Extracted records

##############################

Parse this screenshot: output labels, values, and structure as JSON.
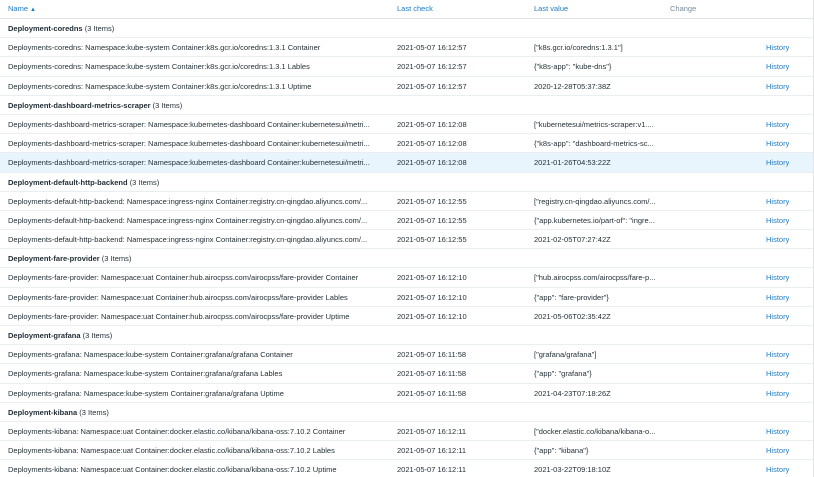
{
  "header": {
    "name_label": "Name",
    "sort_indicator": "▲",
    "last_check_label": "Last check",
    "last_value_label": "Last value",
    "change_label": "Change"
  },
  "history_label": "History",
  "groups": [
    {
      "title": "Deployment-coredns",
      "count": "(3 Items)",
      "items": [
        {
          "name": "Deployments-coredns: Namespace:kube-system Container:k8s.gcr.io/coredns:1.3.1 Container",
          "last_check": "2021-05-07 16:12:57",
          "last_value": "[\"k8s.gcr.io/coredns:1.3.1\"]"
        },
        {
          "name": "Deployments-coredns: Namespace:kube-system Container:k8s.gcr.io/coredns:1.3.1 Lables",
          "last_check": "2021-05-07 16:12:57",
          "last_value": "{\"k8s-app\": \"kube-dns\"}"
        },
        {
          "name": "Deployments-coredns: Namespace:kube-system Container:k8s.gcr.io/coredns:1.3.1 Uptime",
          "last_check": "2021-05-07 16:12:57",
          "last_value": "2020-12-28T05:37:38Z"
        }
      ]
    },
    {
      "title": "Deployment-dashboard-metrics-scraper",
      "count": "(3 Items)",
      "items": [
        {
          "name": "Deployments-dashboard-metrics-scraper: Namespace:kubernetes-dashboard Container:kubernetesui/metri...",
          "last_check": "2021-05-07 16:12:08",
          "last_value": "[\"kubernetesui/metrics-scraper:v1...."
        },
        {
          "name": "Deployments-dashboard-metrics-scraper: Namespace:kubernetes-dashboard Container:kubernetesui/metri...",
          "last_check": "2021-05-07 16:12:08",
          "last_value": "{\"k8s-app\": \"dashboard-metrics-sc..."
        },
        {
          "name": "Deployments-dashboard-metrics-scraper: Namespace:kubernetes-dashboard Container:kubernetesui/metri...",
          "last_check": "2021-05-07 16:12:08",
          "last_value": "2021-01-26T04:53:22Z",
          "selected": true
        }
      ]
    },
    {
      "title": "Deployment-default-http-backend",
      "count": "(3 Items)",
      "items": [
        {
          "name": "Deployments-default-http-backend: Namespace:ingress-nginx Container:registry.cn-qingdao.aliyuncs.com/...",
          "last_check": "2021-05-07 16:12:55",
          "last_value": "[\"registry.cn-qingdao.aliyuncs.com/..."
        },
        {
          "name": "Deployments-default-http-backend: Namespace:ingress-nginx Container:registry.cn-qingdao.aliyuncs.com/...",
          "last_check": "2021-05-07 16:12:55",
          "last_value": "{\"app.kubernetes.io/part-of\": \"ingre..."
        },
        {
          "name": "Deployments-default-http-backend: Namespace:ingress-nginx Container:registry.cn-qingdao.aliyuncs.com/...",
          "last_check": "2021-05-07 16:12:55",
          "last_value": "2021-02-05T07:27:42Z"
        }
      ]
    },
    {
      "title": "Deployment-fare-provider",
      "count": "(3 Items)",
      "items": [
        {
          "name": "Deployments-fare-provider: Namespace:uat Container:hub.airocpss.com/airocpss/fare-provider Container",
          "last_check": "2021-05-07 16:12:10",
          "last_value": "[\"hub.airocpss.com/airocpss/fare-p..."
        },
        {
          "name": "Deployments-fare-provider: Namespace:uat Container:hub.airocpss.com/airocpss/fare-provider Lables",
          "last_check": "2021-05-07 16:12:10",
          "last_value": "{\"app\": \"fare-provider\"}"
        },
        {
          "name": "Deployments-fare-provider: Namespace:uat Container:hub.airocpss.com/airocpss/fare-provider Uptime",
          "last_check": "2021-05-07 16:12:10",
          "last_value": "2021-05-06T02:35:42Z"
        }
      ]
    },
    {
      "title": "Deployment-grafana",
      "count": "(3 Items)",
      "items": [
        {
          "name": "Deployments-grafana: Namespace:kube-system Container:grafana/grafana Container",
          "last_check": "2021-05-07 16:11:58",
          "last_value": "[\"grafana/grafana\"]"
        },
        {
          "name": "Deployments-grafana: Namespace:kube-system Container:grafana/grafana Lables",
          "last_check": "2021-05-07 16:11:58",
          "last_value": "{\"app\": \"grafana\"}"
        },
        {
          "name": "Deployments-grafana: Namespace:kube-system Container:grafana/grafana Uptime",
          "last_check": "2021-05-07 16:11:58",
          "last_value": "2021-04-23T07:18:26Z"
        }
      ]
    },
    {
      "title": "Deployment-kibana",
      "count": "(3 Items)",
      "items": [
        {
          "name": "Deployments-kibana: Namespace:uat Container:docker.elastic.co/kibana/kibana-oss:7.10.2 Container",
          "last_check": "2021-05-07 16:12:11",
          "last_value": "[\"docker.elastic.co/kibana/kibana-o..."
        },
        {
          "name": "Deployments-kibana: Namespace:uat Container:docker.elastic.co/kibana/kibana-oss:7.10.2 Lables",
          "last_check": "2021-05-07 16:12:11",
          "last_value": "{\"app\": \"kibana\"}"
        },
        {
          "name": "Deployments-kibana: Namespace:uat Container:docker.elastic.co/kibana/kibana-oss:7.10.2 Uptime",
          "last_check": "2021-05-07 16:12:11",
          "last_value": "2021-03-22T09:18:10Z"
        }
      ]
    }
  ]
}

##############################

Every entry above should be duplicated exactly. Do not include the images.

**Answer to the problem**
Parse this screenshot: output labels, values, and structure as JSON.
{
  "header": {
    "name_label": "Name",
    "sort_indicator": "▲",
    "last_check_label": "Last check",
    "last_value_label": "Last value",
    "change_label": "Change"
  },
  "history_label": "History",
  "groups": [
    {
      "title": "Deployment-coredns",
      "count": "(3 Items)",
      "items": [
        {
          "name": "Deployments-coredns: Namespace:kube-system Container:k8s.gcr.io/coredns:1.3.1 Container",
          "last_check": "2021-05-07 16:12:57",
          "last_value": "[\"k8s.gcr.io/coredns:1.3.1\"]"
        },
        {
          "name": "Deployments-coredns: Namespace:kube-system Container:k8s.gcr.io/coredns:1.3.1 Lables",
          "last_check": "2021-05-07 16:12:57",
          "last_value": "{\"k8s-app\": \"kube-dns\"}"
        },
        {
          "name": "Deployments-coredns: Namespace:kube-system Container:k8s.gcr.io/coredns:1.3.1 Uptime",
          "last_check": "2021-05-07 16:12:57",
          "last_value": "2020-12-28T05:37:38Z"
        }
      ]
    },
    {
      "title": "Deployment-dashboard-metrics-scraper",
      "count": "(3 Items)",
      "items": [
        {
          "name": "Deployments-dashboard-metrics-scraper: Namespace:kubernetes-dashboard Container:kubernetesui/metri...",
          "last_check": "2021-05-07 16:12:08",
          "last_value": "[\"kubernetesui/metrics-scraper:v1...."
        },
        {
          "name": "Deployments-dashboard-metrics-scraper: Namespace:kubernetes-dashboard Container:kubernetesui/metri...",
          "last_check": "2021-05-07 16:12:08",
          "last_value": "{\"k8s-app\": \"dashboard-metrics-sc..."
        },
        {
          "name": "Deployments-dashboard-metrics-scraper: Namespace:kubernetes-dashboard Container:kubernetesui/metri...",
          "last_check": "2021-05-07 16:12:08",
          "last_value": "2021-01-26T04:53:22Z",
          "selected": true
        }
      ]
    },
    {
      "title": "Deployment-default-http-backend",
      "count": "(3 Items)",
      "items": [
        {
          "name": "Deployments-default-http-backend: Namespace:ingress-nginx Container:registry.cn-qingdao.aliyuncs.com/...",
          "last_check": "2021-05-07 16:12:55",
          "last_value": "[\"registry.cn-qingdao.aliyuncs.com/..."
        },
        {
          "name": "Deployments-default-http-backend: Namespace:ingress-nginx Container:registry.cn-qingdao.aliyuncs.com/...",
          "last_check": "2021-05-07 16:12:55",
          "last_value": "{\"app.kubernetes.io/part-of\": \"ingre..."
        },
        {
          "name": "Deployments-default-http-backend: Namespace:ingress-nginx Container:registry.cn-qingdao.aliyuncs.com/...",
          "last_check": "2021-05-07 16:12:55",
          "last_value": "2021-02-05T07:27:42Z"
        }
      ]
    },
    {
      "title": "Deployment-fare-provider",
      "count": "(3 Items)",
      "items": [
        {
          "name": "Deployments-fare-provider: Namespace:uat Container:hub.airocpss.com/airocpss/fare-provider Container",
          "last_check": "2021-05-07 16:12:10",
          "last_value": "[\"hub.airocpss.com/airocpss/fare-p..."
        },
        {
          "name": "Deployments-fare-provider: Namespace:uat Container:hub.airocpss.com/airocpss/fare-provider Lables",
          "last_check": "2021-05-07 16:12:10",
          "last_value": "{\"app\": \"fare-provider\"}"
        },
        {
          "name": "Deployments-fare-provider: Namespace:uat Container:hub.airocpss.com/airocpss/fare-provider Uptime",
          "last_check": "2021-05-07 16:12:10",
          "last_value": "2021-05-06T02:35:42Z"
        }
      ]
    },
    {
      "title": "Deployment-grafana",
      "count": "(3 Items)",
      "items": [
        {
          "name": "Deployments-grafana: Namespace:kube-system Container:grafana/grafana Container",
          "last_check": "2021-05-07 16:11:58",
          "last_value": "[\"grafana/grafana\"]"
        },
        {
          "name": "Deployments-grafana: Namespace:kube-system Container:grafana/grafana Lables",
          "last_check": "2021-05-07 16:11:58",
          "last_value": "{\"app\": \"grafana\"}"
        },
        {
          "name": "Deployments-grafana: Namespace:kube-system Container:grafana/grafana Uptime",
          "last_check": "2021-05-07 16:11:58",
          "last_value": "2021-04-23T07:18:26Z"
        }
      ]
    },
    {
      "title": "Deployment-kibana",
      "count": "(3 Items)",
      "items": [
        {
          "name": "Deployments-kibana: Namespace:uat Container:docker.elastic.co/kibana/kibana-oss:7.10.2 Container",
          "last_check": "2021-05-07 16:12:11",
          "last_value": "[\"docker.elastic.co/kibana/kibana-o..."
        },
        {
          "name": "Deployments-kibana: Namespace:uat Container:docker.elastic.co/kibana/kibana-oss:7.10.2 Lables",
          "last_check": "2021-05-07 16:12:11",
          "last_value": "{\"app\": \"kibana\"}"
        },
        {
          "name": "Deployments-kibana: Namespace:uat Container:docker.elastic.co/kibana/kibana-oss:7.10.2 Uptime",
          "last_check": "2021-05-07 16:12:11",
          "last_value": "2021-03-22T09:18:10Z"
        }
      ]
    }
  ]
}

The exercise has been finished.